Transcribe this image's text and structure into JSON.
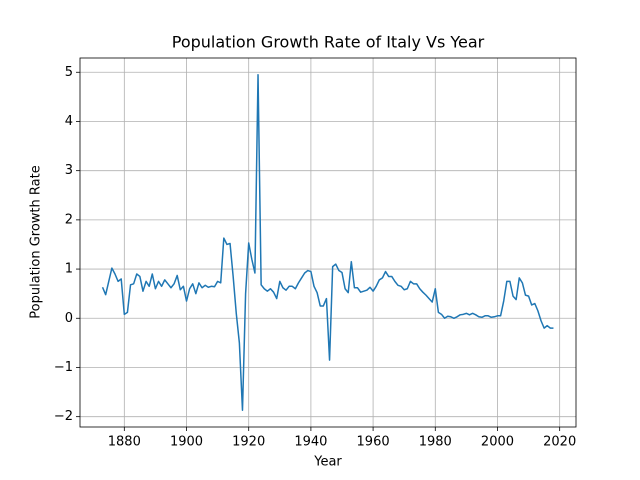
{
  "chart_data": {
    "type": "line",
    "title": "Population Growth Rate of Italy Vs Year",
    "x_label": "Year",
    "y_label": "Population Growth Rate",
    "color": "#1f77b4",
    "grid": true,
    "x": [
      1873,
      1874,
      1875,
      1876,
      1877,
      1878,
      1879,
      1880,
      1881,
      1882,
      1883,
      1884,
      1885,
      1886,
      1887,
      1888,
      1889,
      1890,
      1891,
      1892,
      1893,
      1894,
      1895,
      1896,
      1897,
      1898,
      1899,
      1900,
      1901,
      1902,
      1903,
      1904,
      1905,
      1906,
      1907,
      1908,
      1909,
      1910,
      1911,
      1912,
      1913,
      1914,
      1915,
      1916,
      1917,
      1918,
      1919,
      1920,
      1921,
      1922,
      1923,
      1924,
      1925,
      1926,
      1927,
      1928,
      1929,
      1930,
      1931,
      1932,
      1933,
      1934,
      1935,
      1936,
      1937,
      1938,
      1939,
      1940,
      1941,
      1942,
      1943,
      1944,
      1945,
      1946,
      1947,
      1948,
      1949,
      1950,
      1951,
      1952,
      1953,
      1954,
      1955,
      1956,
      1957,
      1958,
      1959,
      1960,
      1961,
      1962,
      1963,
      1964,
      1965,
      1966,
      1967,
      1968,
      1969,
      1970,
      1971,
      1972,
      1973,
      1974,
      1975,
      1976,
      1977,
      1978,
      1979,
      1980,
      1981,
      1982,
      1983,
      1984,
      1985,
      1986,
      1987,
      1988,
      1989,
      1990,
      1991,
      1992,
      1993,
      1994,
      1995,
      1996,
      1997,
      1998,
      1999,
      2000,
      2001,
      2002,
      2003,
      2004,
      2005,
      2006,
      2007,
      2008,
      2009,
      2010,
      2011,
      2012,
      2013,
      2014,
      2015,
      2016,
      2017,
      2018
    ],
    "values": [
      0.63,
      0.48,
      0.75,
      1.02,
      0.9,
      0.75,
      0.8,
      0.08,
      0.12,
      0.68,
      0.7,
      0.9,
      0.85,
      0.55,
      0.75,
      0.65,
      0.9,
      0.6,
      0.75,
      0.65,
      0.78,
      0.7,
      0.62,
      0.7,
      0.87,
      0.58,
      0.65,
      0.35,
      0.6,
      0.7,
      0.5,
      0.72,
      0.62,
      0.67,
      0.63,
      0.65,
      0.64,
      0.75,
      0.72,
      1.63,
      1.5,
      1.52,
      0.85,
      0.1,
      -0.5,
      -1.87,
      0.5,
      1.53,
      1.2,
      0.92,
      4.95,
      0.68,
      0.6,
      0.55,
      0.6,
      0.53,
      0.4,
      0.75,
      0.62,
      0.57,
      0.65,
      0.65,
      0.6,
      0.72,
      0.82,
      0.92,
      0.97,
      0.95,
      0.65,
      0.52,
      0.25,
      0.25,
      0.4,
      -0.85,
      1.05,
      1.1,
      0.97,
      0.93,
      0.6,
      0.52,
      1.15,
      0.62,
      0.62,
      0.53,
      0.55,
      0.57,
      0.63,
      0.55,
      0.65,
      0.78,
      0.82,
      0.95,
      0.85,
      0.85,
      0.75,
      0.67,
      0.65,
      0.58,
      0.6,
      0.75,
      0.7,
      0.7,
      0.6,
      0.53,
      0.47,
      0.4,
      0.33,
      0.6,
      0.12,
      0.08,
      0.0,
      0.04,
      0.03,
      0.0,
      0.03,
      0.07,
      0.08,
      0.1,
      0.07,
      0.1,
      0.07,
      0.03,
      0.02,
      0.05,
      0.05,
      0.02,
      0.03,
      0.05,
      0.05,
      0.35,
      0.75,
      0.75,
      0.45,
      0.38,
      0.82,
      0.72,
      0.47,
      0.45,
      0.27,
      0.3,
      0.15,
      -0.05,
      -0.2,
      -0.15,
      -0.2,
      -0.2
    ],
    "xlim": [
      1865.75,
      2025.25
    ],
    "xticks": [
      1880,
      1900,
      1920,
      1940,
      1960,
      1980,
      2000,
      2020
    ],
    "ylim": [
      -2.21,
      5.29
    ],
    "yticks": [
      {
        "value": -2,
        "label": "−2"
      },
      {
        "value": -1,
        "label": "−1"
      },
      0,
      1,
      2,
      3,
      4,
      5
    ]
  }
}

————————

Instructions to follow »
Identify each line in the records above that contains the word "Year", and copy it out in full.

Exercise result »
    "title": "Population Growth Rate of Italy Vs Year",
    "x_label": "Year",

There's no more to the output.